> _OBJECTIVE_
Reproduce the listing word for word. Skip any image.
########
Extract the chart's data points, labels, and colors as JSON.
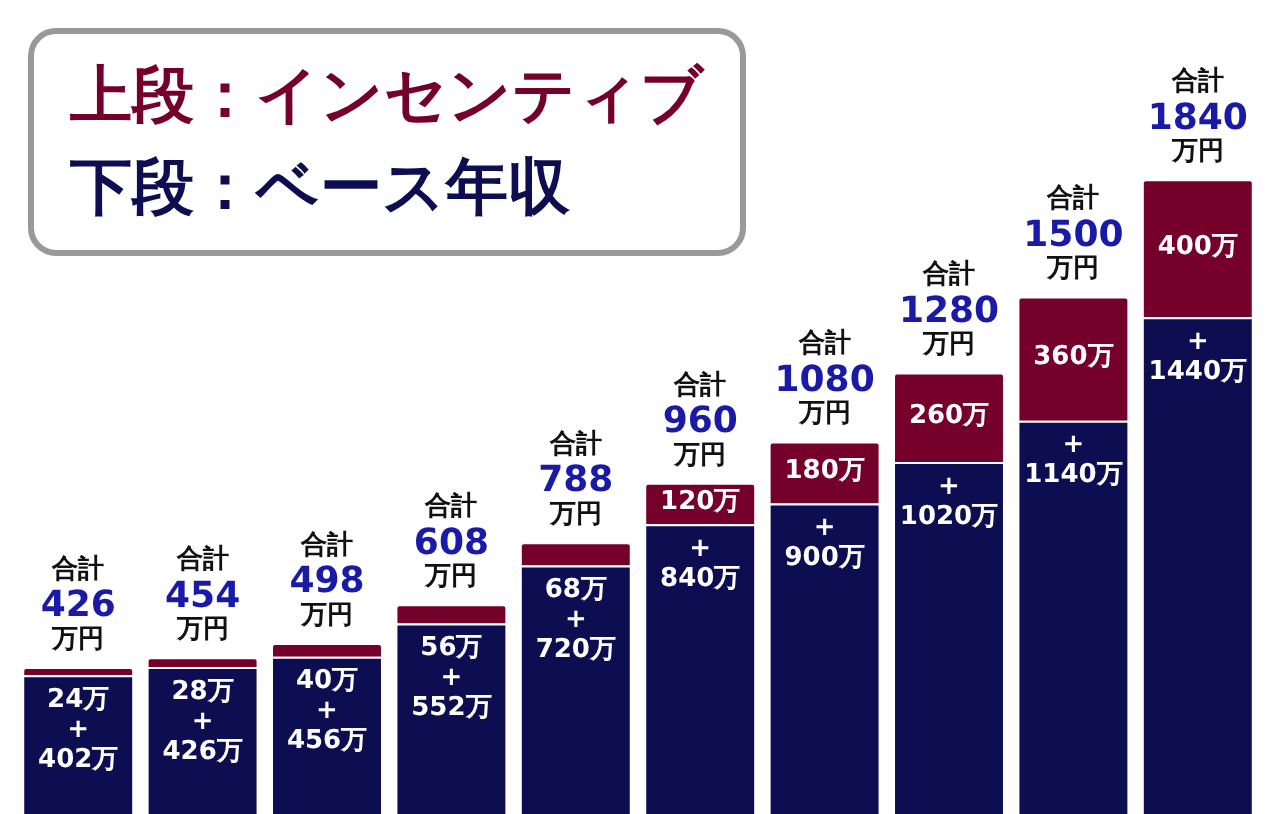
{
  "chart_data": {
    "type": "bar",
    "stacked": true,
    "legend": "top left",
    "categories": [
      null,
      null,
      null,
      null,
      null,
      null,
      null,
      null,
      null,
      null
    ],
    "series": [
      {
        "name": "下段：ベース年収",
        "color": "#0d0d52",
        "values": [
          402,
          426,
          456,
          552,
          720,
          840,
          900,
          1020,
          1140,
          1440
        ],
        "value_labels": [
          "+\n402万",
          "+\n426万",
          "+\n456万",
          "+\n552万",
          "+\n720万",
          "+\n840万",
          "+\n900万",
          "+\n1020万",
          "+\n1140万",
          "+\n1440万"
        ]
      },
      {
        "name": "上段：インセンティブ",
        "color": "#75002a",
        "values": [
          24,
          28,
          40,
          56,
          68,
          120,
          180,
          260,
          360,
          400
        ],
        "value_labels": [
          "24万",
          "28万",
          "40万",
          "56万",
          "68万",
          "120万",
          "180万",
          "260万",
          "360万",
          "400万"
        ]
      }
    ],
    "totals": [
      "合計\n426\n万円",
      "合計\n454\n万円",
      "合計\n498\n万円",
      "合計\n608\n万円",
      "合計\n788\n万円",
      "合計\n960\n万円",
      "合計\n1080\n万円",
      "合計\n1280\n万円",
      "合計\n1500\n万円",
      "合計\n1840\n万円"
    ]
  }
}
########
> _SOLUTION TO THE PROBLEM_
Extract the chart's data points, labels, and colors as JSON.
{
  "chart_data": {
    "type": "bar",
    "stacked": true,
    "legend": "top left",
    "categories": [
      null,
      null,
      null,
      null,
      null,
      null,
      null,
      null,
      null,
      null
    ],
    "series": [
      {
        "name": "下段：ベース年収",
        "color": "#0d0d52",
        "values": [
          402,
          426,
          456,
          552,
          720,
          840,
          900,
          1020,
          1140,
          1440
        ],
        "value_labels": [
          "+\n402万",
          "+\n426万",
          "+\n456万",
          "+\n552万",
          "+\n720万",
          "+\n840万",
          "+\n900万",
          "+\n1020万",
          "+\n1140万",
          "+\n1440万"
        ]
      },
      {
        "name": "上段：インセンティブ",
        "color": "#75002a",
        "values": [
          24,
          28,
          40,
          56,
          68,
          120,
          180,
          260,
          360,
          400
        ],
        "value_labels": [
          "24万",
          "28万",
          "40万",
          "56万",
          "68万",
          "120万",
          "180万",
          "260万",
          "360万",
          "400万"
        ]
      }
    ],
    "totals": [
      "合計\n426\n万円",
      "合計\n454\n万円",
      "合計\n498\n万円",
      "合計\n608\n万円",
      "合計\n788\n万円",
      "合計\n960\n万円",
      "合計\n1080\n万円",
      "合計\n1280\n万円",
      "合計\n1500\n万円",
      "合計\n1840\n万円"
    ]
  }
}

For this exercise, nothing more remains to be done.